### Problem description
Wherever a line holds the string "baidu", copy that line.
===== Data shown
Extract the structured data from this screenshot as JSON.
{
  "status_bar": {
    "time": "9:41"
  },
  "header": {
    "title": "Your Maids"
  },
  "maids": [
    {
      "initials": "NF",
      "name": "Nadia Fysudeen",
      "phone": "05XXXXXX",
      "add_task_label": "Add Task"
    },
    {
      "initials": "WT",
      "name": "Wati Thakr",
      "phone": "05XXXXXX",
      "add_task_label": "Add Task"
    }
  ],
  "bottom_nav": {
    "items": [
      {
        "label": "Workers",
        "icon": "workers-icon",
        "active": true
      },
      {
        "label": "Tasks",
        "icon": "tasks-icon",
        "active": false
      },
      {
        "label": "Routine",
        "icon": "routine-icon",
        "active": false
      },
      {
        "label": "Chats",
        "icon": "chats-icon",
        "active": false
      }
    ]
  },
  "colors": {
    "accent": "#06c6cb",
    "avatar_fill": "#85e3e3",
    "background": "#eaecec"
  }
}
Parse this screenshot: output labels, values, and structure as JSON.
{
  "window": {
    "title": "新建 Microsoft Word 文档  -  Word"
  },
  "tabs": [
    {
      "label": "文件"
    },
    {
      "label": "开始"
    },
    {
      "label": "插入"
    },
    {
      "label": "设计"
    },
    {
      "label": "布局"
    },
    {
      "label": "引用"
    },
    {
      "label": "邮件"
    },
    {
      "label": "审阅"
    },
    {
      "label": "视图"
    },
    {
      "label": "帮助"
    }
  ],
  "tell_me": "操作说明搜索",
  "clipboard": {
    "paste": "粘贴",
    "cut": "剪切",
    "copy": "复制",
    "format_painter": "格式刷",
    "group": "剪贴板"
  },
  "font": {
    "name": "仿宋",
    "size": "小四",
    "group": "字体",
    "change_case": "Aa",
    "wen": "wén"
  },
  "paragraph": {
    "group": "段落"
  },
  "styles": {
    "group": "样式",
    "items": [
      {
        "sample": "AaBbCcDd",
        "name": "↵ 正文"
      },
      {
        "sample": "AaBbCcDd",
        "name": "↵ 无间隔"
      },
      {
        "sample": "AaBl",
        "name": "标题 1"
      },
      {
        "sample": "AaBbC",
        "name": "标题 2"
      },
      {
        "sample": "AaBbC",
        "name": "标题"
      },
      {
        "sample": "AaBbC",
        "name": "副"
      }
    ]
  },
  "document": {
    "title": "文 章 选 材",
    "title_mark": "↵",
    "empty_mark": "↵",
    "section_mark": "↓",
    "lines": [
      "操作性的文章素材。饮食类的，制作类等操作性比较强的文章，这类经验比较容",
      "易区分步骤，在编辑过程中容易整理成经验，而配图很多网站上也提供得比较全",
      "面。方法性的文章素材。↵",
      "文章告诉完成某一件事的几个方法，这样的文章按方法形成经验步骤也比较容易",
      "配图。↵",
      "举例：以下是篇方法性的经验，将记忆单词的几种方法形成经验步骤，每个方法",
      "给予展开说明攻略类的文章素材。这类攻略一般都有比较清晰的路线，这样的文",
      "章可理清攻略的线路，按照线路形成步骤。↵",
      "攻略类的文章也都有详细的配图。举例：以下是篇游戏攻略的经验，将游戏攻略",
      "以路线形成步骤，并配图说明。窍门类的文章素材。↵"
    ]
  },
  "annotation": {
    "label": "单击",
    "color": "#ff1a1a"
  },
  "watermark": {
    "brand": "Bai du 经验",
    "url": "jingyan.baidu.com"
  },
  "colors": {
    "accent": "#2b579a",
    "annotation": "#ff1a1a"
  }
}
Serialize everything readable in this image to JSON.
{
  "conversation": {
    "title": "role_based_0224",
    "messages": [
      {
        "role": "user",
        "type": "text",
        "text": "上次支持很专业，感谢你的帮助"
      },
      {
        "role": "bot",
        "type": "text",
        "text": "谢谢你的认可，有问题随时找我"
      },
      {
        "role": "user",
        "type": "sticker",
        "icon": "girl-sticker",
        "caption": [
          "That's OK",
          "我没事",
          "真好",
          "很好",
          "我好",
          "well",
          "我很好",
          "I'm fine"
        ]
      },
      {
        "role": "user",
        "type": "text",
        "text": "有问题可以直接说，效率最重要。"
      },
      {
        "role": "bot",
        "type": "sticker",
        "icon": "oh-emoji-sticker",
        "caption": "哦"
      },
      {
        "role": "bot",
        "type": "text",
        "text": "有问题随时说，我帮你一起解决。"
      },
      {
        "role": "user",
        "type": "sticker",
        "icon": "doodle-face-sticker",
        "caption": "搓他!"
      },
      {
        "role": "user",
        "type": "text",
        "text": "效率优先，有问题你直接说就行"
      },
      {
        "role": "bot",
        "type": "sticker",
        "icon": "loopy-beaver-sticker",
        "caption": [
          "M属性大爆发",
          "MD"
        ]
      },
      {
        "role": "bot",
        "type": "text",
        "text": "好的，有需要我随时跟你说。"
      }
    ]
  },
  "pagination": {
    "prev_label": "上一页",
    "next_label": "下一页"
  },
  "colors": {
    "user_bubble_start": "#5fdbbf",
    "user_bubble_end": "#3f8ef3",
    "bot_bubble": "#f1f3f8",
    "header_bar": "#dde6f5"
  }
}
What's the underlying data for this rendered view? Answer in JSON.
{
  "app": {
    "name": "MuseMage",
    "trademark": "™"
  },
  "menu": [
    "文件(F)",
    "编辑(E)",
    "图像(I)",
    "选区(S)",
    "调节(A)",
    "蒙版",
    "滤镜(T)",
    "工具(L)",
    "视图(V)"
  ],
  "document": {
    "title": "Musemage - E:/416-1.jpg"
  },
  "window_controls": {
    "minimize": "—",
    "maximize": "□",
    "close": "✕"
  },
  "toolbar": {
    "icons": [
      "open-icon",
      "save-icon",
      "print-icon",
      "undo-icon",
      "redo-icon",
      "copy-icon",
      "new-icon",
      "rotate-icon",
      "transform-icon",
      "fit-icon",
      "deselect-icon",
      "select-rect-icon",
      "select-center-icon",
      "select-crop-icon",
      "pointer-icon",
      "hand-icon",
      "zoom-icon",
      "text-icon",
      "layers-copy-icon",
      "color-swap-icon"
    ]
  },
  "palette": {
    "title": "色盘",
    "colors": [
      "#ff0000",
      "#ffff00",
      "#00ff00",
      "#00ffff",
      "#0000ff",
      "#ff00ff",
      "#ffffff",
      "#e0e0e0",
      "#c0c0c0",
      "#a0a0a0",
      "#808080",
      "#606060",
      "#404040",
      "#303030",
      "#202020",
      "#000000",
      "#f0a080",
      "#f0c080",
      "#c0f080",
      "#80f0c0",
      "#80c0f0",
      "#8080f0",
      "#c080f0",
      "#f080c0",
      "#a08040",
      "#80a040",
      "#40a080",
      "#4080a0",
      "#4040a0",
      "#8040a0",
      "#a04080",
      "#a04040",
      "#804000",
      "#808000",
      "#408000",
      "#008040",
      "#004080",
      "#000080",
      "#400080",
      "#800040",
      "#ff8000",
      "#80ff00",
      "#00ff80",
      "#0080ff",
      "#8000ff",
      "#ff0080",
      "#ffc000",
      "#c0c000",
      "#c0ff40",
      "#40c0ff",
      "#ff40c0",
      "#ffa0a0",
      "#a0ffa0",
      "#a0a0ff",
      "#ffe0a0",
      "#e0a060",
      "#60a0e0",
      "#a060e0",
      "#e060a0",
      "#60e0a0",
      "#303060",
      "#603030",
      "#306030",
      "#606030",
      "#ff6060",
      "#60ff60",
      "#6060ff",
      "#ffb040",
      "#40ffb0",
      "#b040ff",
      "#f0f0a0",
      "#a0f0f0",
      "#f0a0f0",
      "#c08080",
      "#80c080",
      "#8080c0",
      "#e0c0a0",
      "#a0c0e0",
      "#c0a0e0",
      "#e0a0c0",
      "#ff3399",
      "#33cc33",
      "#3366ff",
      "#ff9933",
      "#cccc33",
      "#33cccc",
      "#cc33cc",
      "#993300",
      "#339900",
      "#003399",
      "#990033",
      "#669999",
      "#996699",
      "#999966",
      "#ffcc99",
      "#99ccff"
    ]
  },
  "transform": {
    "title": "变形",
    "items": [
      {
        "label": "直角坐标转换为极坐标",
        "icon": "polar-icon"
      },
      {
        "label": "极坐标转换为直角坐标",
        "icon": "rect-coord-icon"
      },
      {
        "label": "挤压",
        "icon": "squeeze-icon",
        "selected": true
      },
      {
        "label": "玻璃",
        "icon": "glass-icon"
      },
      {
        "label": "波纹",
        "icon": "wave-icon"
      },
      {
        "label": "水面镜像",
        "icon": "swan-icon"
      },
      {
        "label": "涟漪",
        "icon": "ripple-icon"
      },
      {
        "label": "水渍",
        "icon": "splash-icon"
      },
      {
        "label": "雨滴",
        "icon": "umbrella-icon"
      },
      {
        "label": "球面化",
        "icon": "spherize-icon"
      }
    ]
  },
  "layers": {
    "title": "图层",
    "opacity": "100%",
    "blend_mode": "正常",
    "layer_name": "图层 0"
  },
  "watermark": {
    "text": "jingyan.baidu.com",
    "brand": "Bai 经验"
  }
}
==========
### Answer to this problem
    "url": "jingyan.baidu.com"
    "text": "jingyan.baidu.com",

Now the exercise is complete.